◆ PROBLEM TO WORK ON:
Below are some records. Say in a single number how many of their lines include the word "marker".

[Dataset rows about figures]
▽

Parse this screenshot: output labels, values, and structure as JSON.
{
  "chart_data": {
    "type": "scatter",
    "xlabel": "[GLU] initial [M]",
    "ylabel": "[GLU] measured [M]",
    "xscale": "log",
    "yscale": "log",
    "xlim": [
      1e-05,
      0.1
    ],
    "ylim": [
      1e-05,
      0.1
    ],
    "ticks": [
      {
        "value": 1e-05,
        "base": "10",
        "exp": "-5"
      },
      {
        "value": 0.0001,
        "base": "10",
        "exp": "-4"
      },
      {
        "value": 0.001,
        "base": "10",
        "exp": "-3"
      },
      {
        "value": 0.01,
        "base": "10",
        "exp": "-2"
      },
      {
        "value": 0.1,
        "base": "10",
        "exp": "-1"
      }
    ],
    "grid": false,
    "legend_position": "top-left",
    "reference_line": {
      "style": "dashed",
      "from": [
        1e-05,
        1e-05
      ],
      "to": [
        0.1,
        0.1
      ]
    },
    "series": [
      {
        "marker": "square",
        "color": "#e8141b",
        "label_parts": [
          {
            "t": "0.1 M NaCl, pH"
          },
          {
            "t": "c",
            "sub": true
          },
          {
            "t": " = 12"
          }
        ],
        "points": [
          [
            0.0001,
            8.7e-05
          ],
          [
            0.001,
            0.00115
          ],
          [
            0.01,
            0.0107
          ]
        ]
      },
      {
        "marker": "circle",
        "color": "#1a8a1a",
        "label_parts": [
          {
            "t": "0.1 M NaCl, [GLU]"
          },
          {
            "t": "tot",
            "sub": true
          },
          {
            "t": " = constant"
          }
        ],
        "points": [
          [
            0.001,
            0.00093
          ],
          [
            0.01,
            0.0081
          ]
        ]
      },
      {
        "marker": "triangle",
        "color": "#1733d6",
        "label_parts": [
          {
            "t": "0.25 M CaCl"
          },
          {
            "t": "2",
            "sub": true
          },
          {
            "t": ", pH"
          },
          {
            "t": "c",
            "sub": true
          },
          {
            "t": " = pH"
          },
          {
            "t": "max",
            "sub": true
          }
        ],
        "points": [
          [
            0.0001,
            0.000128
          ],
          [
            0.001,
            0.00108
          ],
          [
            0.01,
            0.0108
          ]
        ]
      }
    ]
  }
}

△

◆ PROBLEM SOLUTION:
3